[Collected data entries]
- - - - - - -
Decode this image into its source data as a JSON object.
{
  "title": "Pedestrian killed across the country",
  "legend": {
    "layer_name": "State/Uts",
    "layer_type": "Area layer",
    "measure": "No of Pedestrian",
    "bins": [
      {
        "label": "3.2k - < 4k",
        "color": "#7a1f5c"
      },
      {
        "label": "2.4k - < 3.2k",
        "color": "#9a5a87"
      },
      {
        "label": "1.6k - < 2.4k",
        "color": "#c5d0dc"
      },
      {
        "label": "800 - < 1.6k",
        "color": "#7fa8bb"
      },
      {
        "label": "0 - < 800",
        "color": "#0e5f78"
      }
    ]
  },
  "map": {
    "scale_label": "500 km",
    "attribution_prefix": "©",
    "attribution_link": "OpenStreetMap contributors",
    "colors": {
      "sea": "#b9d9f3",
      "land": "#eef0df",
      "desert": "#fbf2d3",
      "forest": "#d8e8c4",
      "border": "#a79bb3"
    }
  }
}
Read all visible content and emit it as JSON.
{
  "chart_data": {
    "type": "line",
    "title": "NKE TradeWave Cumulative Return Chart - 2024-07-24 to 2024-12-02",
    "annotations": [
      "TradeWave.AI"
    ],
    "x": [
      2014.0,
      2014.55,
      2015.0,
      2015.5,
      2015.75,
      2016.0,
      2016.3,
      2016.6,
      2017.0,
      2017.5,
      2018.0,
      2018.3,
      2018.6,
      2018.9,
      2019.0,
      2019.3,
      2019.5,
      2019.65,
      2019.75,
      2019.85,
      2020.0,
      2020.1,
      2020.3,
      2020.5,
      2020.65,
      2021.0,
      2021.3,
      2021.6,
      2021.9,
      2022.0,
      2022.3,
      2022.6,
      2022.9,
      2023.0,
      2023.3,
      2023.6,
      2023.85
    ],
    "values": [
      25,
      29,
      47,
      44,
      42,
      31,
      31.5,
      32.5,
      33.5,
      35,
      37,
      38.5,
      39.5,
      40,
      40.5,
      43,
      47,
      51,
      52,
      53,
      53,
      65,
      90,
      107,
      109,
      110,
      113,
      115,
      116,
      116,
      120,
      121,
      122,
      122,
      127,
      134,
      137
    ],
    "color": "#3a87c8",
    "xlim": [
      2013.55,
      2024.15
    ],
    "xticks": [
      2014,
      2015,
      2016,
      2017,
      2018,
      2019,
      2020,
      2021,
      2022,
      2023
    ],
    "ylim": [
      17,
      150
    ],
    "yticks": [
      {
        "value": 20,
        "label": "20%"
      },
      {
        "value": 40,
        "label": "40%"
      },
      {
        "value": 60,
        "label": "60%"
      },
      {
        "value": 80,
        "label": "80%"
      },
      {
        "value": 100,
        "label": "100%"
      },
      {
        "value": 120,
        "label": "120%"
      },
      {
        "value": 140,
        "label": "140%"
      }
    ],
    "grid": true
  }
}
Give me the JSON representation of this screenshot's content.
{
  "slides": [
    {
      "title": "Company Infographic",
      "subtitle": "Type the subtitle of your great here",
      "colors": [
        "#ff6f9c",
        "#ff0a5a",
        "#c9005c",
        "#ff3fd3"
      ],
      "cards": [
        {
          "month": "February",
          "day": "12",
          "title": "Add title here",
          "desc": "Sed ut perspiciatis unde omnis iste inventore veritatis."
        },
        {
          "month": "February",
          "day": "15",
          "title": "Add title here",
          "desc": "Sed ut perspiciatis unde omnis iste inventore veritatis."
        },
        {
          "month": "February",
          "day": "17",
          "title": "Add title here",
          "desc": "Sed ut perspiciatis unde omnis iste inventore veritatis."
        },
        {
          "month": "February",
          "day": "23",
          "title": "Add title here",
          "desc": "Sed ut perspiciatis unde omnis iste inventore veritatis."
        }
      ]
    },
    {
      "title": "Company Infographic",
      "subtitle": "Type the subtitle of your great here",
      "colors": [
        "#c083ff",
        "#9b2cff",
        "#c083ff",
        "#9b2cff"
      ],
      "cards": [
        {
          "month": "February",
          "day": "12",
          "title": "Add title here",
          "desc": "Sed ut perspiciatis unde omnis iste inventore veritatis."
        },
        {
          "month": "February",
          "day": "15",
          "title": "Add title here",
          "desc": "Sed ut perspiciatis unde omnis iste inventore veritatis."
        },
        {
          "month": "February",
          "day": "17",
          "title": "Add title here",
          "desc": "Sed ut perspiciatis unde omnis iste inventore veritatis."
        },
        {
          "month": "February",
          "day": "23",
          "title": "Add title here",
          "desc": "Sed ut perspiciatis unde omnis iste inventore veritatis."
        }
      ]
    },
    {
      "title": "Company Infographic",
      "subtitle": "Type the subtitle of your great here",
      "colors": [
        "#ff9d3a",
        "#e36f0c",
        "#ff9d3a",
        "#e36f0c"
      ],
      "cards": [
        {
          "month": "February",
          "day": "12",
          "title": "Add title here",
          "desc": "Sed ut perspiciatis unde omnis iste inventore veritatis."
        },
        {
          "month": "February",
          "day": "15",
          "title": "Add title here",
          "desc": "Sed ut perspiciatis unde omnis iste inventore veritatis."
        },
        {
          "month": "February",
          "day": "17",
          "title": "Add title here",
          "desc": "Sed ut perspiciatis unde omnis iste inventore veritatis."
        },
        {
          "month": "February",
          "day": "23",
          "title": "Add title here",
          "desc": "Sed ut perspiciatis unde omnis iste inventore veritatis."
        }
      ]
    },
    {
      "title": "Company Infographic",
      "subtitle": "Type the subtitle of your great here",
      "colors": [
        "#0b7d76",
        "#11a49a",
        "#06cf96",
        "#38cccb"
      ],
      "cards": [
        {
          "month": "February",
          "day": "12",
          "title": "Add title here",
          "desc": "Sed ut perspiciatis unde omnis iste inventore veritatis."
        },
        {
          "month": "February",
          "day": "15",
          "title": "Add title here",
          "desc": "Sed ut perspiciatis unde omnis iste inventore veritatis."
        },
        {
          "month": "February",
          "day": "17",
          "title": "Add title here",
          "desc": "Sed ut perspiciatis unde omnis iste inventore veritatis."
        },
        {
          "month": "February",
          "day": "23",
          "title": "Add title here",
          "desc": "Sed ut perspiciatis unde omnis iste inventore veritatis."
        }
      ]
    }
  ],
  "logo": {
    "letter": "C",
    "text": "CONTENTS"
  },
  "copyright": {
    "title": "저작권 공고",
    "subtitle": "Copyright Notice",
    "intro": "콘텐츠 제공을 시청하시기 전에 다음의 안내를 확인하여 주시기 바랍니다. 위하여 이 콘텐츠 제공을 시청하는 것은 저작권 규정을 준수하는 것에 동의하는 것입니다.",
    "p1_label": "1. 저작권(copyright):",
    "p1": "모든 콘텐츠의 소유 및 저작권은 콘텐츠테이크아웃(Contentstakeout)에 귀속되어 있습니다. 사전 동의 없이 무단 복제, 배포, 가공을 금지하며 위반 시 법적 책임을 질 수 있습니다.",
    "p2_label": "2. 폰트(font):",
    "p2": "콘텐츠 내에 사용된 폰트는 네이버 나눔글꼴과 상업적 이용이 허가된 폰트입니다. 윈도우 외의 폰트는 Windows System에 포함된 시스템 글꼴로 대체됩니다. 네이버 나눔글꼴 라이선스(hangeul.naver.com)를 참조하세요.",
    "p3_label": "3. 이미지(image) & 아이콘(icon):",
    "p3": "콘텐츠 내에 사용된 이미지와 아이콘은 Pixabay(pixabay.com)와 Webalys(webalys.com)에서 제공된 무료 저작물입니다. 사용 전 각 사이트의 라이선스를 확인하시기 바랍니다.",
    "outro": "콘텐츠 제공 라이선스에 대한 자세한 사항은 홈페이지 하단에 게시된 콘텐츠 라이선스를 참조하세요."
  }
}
- - - - - - -
• _Aim_
Every line that holds the word "Pedestrian" counts once; state the total number of such lines and nothing else.

• _Full response_
2